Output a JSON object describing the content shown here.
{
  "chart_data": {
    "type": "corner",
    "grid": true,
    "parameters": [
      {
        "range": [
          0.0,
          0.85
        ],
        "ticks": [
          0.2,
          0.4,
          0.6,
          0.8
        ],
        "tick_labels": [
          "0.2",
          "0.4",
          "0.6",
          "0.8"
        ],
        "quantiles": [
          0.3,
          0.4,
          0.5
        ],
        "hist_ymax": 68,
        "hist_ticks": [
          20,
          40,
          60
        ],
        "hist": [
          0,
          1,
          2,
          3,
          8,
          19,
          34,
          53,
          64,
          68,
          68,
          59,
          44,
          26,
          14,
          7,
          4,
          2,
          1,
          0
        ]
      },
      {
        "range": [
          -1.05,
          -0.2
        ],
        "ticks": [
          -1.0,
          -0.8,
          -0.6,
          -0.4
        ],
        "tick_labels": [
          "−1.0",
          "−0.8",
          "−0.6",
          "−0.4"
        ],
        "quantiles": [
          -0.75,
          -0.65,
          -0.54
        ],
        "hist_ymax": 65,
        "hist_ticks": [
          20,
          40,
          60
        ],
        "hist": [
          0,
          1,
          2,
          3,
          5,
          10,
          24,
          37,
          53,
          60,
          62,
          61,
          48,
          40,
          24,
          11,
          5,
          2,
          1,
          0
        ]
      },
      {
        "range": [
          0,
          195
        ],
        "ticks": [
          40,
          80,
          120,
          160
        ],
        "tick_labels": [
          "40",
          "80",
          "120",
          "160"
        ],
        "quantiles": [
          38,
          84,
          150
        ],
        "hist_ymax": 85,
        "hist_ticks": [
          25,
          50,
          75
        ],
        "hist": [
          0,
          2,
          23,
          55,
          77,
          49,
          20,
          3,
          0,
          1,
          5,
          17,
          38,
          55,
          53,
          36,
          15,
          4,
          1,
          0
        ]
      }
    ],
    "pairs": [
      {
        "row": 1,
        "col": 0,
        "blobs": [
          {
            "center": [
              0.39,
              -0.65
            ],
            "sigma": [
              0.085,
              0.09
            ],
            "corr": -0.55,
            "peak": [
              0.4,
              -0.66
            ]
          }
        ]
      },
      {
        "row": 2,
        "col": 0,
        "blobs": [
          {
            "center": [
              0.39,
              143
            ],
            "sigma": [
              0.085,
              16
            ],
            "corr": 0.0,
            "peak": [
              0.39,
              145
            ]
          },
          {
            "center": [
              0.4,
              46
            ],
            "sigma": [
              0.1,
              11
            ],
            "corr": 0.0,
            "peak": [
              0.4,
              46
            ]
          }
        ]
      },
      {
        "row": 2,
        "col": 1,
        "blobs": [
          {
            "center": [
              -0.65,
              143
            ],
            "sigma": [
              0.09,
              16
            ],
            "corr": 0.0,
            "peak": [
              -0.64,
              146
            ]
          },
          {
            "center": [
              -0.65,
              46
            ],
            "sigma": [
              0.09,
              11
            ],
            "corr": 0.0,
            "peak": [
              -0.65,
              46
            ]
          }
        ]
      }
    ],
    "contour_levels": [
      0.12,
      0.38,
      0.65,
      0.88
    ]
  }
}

▸ AIM: Take the entries above and copy them out exactly.

▸ TASK OUTPUT:
Output a JSON object describing the content shown here.
{
  "chart_data": {
    "type": "corner",
    "grid": true,
    "parameters": [
      {
        "range": [
          0.0,
          0.85
        ],
        "ticks": [
          0.2,
          0.4,
          0.6,
          0.8
        ],
        "tick_labels": [
          "0.2",
          "0.4",
          "0.6",
          "0.8"
        ],
        "quantiles": [
          0.3,
          0.4,
          0.5
        ],
        "hist_ymax": 68,
        "hist_ticks": [
          20,
          40,
          60
        ],
        "hist": [
          0,
          1,
          2,
          3,
          8,
          19,
          34,
          53,
          64,
          68,
          68,
          59,
          44,
          26,
          14,
          7,
          4,
          2,
          1,
          0
        ]
      },
      {
        "range": [
          -1.05,
          -0.2
        ],
        "ticks": [
          -1.0,
          -0.8,
          -0.6,
          -0.4
        ],
        "tick_labels": [
          "−1.0",
          "−0.8",
          "−0.6",
          "−0.4"
        ],
        "quantiles": [
          -0.75,
          -0.65,
          -0.54
        ],
        "hist_ymax": 65,
        "hist_ticks": [
          20,
          40,
          60
        ],
        "hist": [
          0,
          1,
          2,
          3,
          5,
          10,
          24,
          37,
          53,
          60,
          62,
          61,
          48,
          40,
          24,
          11,
          5,
          2,
          1,
          0
        ]
      },
      {
        "range": [
          0,
          195
        ],
        "ticks": [
          40,
          80,
          120,
          160
        ],
        "tick_labels": [
          "40",
          "80",
          "120",
          "160"
        ],
        "quantiles": [
          38,
          84,
          150
        ],
        "hist_ymax": 85,
        "hist_ticks": [
          25,
          50,
          75
        ],
        "hist": [
          0,
          2,
          23,
          55,
          77,
          49,
          20,
          3,
          0,
          1,
          5,
          17,
          38,
          55,
          53,
          36,
          15,
          4,
          1,
          0
        ]
      }
    ],
    "pairs": [
      {
        "row": 1,
        "col": 0,
        "blobs": [
          {
            "center": [
              0.39,
              -0.65
            ],
            "sigma": [
              0.085,
              0.09
            ],
            "corr": -0.55,
            "peak": [
              0.4,
              -0.66
            ]
          }
        ]
      },
      {
        "row": 2,
        "col": 0,
        "blobs": [
          {
            "center": [
              0.39,
              143
            ],
            "sigma": [
              0.085,
              16
            ],
            "corr": 0.0,
            "peak": [
              0.39,
              145
            ]
          },
          {
            "center": [
              0.4,
              46
            ],
            "sigma": [
              0.1,
              11
            ],
            "corr": 0.0,
            "peak": [
              0.4,
              46
            ]
          }
        ]
      },
      {
        "row": 2,
        "col": 1,
        "blobs": [
          {
            "center": [
              -0.65,
              143
            ],
            "sigma": [
              0.09,
              16
            ],
            "corr": 0.0,
            "peak": [
              -0.64,
              146
            ]
          },
          {
            "center": [
              -0.65,
              46
            ],
            "sigma": [
              0.09,
              11
            ],
            "corr": 0.0,
            "peak": [
              -0.65,
              46
            ]
          }
        ]
      }
    ],
    "contour_levels": [
      0.12,
      0.38,
      0.65,
      0.88
    ]
  }
}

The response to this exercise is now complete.